■ AIM: Give the number of lines in the records below that include "lượng", and nothing more.

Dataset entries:
========================================================================

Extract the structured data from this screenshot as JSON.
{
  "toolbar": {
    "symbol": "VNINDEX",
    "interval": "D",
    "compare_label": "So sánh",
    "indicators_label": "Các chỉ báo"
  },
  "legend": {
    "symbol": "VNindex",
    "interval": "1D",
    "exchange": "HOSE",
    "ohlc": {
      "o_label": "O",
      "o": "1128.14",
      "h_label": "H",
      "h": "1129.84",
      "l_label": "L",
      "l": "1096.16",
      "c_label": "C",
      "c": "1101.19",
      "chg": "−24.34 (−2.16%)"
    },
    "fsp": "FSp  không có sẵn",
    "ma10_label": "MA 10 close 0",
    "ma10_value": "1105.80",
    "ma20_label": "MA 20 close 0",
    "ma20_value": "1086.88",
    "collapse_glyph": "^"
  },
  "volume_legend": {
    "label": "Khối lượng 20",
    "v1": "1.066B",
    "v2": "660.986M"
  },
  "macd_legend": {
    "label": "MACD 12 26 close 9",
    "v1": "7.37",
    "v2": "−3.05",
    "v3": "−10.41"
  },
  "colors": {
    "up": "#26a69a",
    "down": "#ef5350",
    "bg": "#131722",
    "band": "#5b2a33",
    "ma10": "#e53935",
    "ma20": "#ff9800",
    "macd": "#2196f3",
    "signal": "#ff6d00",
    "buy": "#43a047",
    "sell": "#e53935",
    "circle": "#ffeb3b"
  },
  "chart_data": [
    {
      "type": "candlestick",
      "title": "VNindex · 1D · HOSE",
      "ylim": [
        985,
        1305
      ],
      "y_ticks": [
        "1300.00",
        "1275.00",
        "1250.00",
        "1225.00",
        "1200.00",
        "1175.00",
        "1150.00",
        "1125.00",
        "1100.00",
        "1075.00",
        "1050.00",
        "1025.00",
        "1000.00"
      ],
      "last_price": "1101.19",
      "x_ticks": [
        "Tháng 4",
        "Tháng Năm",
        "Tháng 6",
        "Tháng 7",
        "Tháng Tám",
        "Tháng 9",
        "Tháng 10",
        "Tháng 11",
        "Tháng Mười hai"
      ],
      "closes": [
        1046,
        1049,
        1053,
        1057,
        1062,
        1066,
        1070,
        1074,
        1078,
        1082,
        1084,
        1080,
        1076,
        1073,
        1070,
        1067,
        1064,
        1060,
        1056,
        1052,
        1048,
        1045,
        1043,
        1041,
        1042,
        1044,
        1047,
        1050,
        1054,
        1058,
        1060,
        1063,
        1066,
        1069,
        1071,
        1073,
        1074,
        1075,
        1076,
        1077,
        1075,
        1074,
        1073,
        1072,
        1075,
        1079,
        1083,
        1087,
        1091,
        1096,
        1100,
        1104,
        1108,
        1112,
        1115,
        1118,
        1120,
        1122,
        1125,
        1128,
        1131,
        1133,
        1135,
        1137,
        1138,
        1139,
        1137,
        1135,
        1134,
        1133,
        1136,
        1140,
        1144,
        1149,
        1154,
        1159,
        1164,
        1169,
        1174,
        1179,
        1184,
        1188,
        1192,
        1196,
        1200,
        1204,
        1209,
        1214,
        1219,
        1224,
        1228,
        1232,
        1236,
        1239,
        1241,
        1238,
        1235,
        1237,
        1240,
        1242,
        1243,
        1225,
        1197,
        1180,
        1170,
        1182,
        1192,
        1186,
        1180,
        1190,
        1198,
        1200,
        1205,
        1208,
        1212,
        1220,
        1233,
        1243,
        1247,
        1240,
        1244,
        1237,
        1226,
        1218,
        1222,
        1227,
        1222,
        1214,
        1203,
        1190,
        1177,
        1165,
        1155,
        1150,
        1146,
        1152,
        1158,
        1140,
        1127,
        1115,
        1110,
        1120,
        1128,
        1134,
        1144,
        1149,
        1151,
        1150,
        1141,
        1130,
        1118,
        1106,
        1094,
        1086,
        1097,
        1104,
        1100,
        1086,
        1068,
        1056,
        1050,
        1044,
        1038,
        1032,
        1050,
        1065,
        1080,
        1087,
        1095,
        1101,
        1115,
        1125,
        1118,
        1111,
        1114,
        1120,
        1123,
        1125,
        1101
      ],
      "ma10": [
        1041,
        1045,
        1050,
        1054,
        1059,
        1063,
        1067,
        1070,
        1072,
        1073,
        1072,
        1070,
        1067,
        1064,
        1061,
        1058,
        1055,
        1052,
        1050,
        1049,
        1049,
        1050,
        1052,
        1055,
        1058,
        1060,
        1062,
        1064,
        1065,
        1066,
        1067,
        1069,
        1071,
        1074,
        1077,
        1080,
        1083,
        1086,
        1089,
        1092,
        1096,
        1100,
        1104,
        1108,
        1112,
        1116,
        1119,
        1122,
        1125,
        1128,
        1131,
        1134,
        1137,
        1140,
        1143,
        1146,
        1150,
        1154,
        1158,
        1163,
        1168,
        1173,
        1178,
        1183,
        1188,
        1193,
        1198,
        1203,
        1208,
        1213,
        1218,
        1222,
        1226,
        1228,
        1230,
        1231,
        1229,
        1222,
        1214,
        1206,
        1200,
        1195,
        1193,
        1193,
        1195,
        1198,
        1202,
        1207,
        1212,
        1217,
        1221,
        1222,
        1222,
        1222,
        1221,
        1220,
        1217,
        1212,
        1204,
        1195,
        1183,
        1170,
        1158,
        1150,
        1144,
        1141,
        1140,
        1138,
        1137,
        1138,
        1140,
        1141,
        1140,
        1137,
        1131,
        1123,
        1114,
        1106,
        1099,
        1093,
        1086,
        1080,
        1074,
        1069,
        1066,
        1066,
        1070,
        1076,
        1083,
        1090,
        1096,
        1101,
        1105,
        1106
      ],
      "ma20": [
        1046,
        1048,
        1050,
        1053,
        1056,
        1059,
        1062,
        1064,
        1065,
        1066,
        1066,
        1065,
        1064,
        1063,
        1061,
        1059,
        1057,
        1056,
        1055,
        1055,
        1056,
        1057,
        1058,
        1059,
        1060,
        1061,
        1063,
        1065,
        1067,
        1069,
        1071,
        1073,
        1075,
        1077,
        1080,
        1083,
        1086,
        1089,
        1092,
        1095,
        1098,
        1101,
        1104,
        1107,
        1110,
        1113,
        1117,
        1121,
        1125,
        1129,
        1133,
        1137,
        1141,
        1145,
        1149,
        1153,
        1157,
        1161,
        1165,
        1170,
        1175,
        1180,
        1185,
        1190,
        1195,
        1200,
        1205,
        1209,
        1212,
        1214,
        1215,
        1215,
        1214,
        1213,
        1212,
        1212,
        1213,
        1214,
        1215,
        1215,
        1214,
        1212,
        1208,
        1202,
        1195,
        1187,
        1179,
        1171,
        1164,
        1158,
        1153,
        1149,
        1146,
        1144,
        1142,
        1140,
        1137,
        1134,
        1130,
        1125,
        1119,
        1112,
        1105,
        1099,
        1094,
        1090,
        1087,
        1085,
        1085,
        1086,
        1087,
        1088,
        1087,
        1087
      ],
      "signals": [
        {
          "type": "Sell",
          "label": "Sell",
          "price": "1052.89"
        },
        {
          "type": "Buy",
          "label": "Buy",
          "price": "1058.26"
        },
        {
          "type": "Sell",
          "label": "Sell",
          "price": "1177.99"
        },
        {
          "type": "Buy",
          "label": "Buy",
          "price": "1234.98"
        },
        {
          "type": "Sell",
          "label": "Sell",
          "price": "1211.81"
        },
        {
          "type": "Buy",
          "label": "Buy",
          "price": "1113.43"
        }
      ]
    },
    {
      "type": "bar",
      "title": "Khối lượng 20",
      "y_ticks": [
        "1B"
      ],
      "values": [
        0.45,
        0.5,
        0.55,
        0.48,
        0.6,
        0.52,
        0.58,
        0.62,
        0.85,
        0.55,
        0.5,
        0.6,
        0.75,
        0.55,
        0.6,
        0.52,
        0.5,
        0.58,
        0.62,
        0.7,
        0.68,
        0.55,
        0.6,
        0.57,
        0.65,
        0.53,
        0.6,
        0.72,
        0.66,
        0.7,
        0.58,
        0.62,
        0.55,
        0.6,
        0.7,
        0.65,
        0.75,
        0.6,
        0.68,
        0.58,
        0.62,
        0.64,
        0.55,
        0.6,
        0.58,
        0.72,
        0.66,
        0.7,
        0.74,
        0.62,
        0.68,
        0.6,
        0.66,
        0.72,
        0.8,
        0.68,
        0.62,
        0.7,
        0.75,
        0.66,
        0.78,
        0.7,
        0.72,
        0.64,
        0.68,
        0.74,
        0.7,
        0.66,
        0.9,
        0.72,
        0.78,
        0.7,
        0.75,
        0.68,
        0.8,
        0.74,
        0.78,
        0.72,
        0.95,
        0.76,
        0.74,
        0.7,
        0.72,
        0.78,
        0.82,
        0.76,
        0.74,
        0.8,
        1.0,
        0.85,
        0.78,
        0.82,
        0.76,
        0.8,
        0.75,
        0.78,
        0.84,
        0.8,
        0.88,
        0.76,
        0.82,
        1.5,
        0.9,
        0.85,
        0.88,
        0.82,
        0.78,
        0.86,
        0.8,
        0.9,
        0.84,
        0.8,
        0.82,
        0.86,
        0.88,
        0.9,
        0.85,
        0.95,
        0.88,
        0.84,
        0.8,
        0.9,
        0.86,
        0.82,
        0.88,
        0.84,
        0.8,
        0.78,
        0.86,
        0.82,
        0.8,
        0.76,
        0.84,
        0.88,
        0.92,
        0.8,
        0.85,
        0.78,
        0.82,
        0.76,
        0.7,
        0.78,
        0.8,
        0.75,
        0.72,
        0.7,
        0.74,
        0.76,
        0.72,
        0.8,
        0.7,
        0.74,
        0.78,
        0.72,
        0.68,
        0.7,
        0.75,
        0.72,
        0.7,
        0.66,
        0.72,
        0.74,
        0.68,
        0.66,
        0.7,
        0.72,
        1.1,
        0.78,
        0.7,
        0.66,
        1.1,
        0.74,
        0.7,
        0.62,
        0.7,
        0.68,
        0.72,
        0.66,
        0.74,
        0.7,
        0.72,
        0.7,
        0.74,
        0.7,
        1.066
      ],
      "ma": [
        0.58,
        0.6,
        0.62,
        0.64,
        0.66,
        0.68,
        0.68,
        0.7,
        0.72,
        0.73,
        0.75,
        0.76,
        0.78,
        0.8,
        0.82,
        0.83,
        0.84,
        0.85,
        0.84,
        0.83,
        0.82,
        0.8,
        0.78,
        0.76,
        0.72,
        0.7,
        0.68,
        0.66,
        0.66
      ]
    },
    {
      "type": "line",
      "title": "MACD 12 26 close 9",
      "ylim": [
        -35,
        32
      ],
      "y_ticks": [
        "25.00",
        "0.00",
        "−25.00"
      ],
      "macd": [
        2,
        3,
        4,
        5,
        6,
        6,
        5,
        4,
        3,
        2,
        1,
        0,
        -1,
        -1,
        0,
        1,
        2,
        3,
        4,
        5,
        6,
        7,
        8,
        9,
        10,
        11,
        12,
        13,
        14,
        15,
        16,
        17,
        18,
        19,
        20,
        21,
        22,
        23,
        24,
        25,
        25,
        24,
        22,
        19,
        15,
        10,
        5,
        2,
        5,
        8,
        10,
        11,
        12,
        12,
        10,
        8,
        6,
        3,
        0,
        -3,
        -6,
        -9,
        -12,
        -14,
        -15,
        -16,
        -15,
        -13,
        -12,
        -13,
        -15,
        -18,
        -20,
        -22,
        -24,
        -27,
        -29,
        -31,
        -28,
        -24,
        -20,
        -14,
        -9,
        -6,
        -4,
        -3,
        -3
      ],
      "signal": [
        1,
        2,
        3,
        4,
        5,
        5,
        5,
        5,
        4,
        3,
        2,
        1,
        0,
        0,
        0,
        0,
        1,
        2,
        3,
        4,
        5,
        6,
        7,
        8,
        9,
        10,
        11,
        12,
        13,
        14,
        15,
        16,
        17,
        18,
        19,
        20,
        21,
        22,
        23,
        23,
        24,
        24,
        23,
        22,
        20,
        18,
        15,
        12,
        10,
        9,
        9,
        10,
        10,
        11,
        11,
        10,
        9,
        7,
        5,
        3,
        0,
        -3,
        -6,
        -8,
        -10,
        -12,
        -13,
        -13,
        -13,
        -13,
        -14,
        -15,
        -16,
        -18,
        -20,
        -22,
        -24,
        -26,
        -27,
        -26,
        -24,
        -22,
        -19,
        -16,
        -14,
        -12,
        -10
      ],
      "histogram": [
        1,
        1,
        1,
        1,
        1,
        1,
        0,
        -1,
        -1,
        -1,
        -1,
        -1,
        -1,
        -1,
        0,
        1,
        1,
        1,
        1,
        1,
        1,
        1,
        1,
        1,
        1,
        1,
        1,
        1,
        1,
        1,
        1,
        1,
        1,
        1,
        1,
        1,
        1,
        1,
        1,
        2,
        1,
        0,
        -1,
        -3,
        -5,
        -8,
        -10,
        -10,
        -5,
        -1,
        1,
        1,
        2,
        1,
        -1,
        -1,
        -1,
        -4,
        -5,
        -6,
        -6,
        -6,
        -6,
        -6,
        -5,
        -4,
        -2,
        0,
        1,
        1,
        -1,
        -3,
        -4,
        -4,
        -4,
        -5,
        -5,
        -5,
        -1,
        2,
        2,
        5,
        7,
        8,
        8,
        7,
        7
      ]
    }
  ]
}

========================================================================

■ COMPLETE RESPONSE: 2